_WORK INSTRUCTIONS_
Which lines of the material below contain the word "cores"? Copy each of them in full.

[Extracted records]
* START *

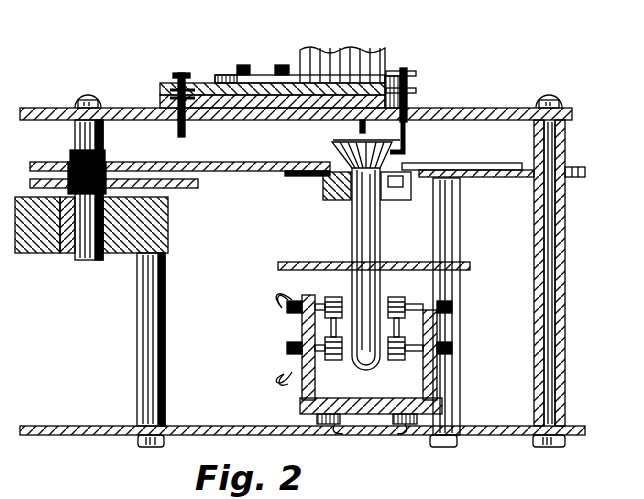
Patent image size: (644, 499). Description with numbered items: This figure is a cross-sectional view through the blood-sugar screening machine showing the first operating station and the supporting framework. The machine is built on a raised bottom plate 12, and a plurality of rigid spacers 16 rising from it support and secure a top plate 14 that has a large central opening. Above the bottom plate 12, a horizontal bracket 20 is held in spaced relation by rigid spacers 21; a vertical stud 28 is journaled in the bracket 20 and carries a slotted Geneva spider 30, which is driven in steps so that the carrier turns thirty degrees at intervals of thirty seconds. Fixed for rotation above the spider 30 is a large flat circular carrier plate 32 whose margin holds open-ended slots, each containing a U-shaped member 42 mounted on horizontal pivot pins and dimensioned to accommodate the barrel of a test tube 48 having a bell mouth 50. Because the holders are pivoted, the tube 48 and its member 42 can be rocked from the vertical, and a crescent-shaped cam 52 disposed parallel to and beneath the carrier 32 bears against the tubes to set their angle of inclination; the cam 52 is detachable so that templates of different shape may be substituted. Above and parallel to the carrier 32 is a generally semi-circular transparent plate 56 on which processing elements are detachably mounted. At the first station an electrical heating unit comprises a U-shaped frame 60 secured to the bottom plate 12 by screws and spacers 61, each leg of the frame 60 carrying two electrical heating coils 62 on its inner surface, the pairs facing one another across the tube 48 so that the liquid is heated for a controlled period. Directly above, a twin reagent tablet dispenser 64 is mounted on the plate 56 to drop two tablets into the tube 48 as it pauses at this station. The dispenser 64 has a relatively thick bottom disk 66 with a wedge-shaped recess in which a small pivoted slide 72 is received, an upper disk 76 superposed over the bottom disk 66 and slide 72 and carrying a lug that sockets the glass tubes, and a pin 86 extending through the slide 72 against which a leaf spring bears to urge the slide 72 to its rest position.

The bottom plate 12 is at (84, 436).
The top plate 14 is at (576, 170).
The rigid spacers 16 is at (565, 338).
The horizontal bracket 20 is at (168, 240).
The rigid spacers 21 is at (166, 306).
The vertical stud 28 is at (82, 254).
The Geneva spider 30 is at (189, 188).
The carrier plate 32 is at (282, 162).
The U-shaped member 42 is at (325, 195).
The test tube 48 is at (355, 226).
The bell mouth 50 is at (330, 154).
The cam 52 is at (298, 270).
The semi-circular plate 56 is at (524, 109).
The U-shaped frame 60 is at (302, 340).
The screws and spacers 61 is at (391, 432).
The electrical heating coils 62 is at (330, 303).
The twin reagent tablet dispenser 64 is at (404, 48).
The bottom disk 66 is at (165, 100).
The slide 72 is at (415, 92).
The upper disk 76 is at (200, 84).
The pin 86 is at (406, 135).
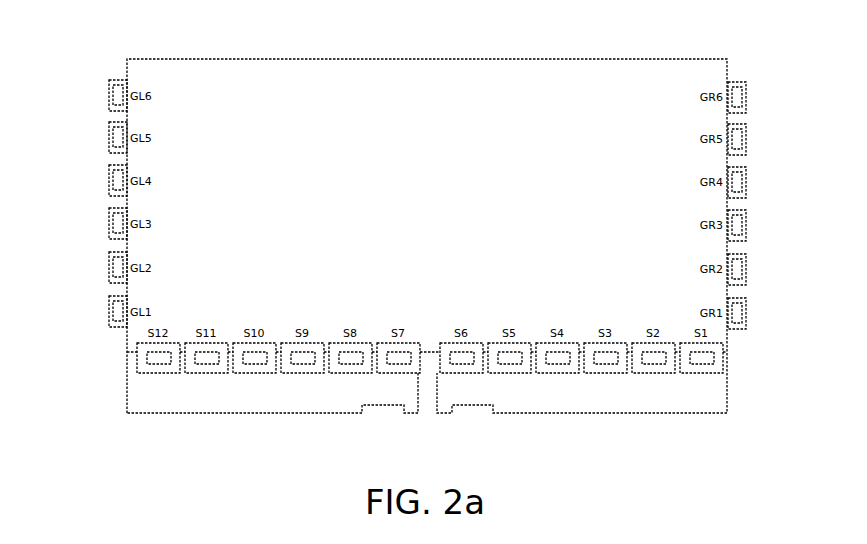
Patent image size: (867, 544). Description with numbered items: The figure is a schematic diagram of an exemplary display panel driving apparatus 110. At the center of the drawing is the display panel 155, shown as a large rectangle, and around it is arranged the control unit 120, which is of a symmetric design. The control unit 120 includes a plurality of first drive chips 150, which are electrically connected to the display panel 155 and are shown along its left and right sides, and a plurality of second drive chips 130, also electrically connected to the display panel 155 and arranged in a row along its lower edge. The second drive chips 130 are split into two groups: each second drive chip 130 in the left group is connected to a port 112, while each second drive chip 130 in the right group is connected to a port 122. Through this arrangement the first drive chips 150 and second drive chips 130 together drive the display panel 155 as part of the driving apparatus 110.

* END *
* START *

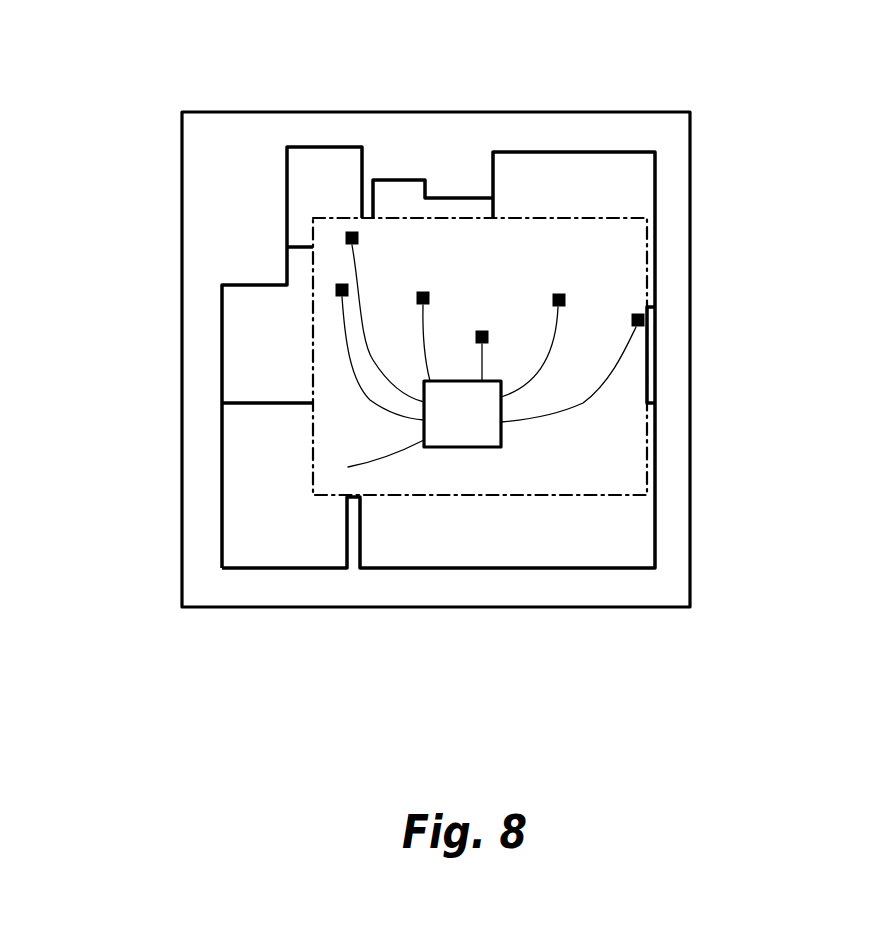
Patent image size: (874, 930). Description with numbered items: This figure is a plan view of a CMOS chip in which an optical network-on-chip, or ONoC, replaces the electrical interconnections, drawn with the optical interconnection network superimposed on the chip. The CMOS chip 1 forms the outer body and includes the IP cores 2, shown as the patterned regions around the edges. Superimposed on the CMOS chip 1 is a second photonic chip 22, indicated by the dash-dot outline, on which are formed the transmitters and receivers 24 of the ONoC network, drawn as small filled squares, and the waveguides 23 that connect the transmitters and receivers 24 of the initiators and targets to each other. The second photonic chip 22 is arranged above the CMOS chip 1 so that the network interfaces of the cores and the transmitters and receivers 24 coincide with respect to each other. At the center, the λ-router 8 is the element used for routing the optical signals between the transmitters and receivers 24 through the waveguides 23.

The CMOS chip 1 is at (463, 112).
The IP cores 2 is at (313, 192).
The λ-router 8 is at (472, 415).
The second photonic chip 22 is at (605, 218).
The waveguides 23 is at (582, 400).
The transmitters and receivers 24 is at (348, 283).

* END *

_RESULT_
Patent image size: (874, 930). Description with numbered items: This figure is a plan view of a CMOS chip in which an optical network-on-chip, or ONoC, replaces the electrical interconnections, drawn with the optical interconnection network superimposed on the chip. The CMOS chip 1 forms the outer body and includes the IP cores 2, shown as the patterned regions around the edges. Superimposed on the CMOS chip 1 is a second photonic chip 22, indicated by the dash-dot outline, on which are formed the transmitters and receivers 24 of the ONoC network, drawn as small filled squares, and the waveguides 23 that connect the transmitters and receivers 24 of the initiators and targets to each other. The second photonic chip 22 is arranged above the CMOS chip 1 so that the network interfaces of the cores and the transmitters and receivers 24 coincide with respect to each other. At the center, the λ-router 8 is the element used for routing the optical signals between the transmitters and receivers 24 through the waveguides 23.
The IP cores 2 is at (313, 192).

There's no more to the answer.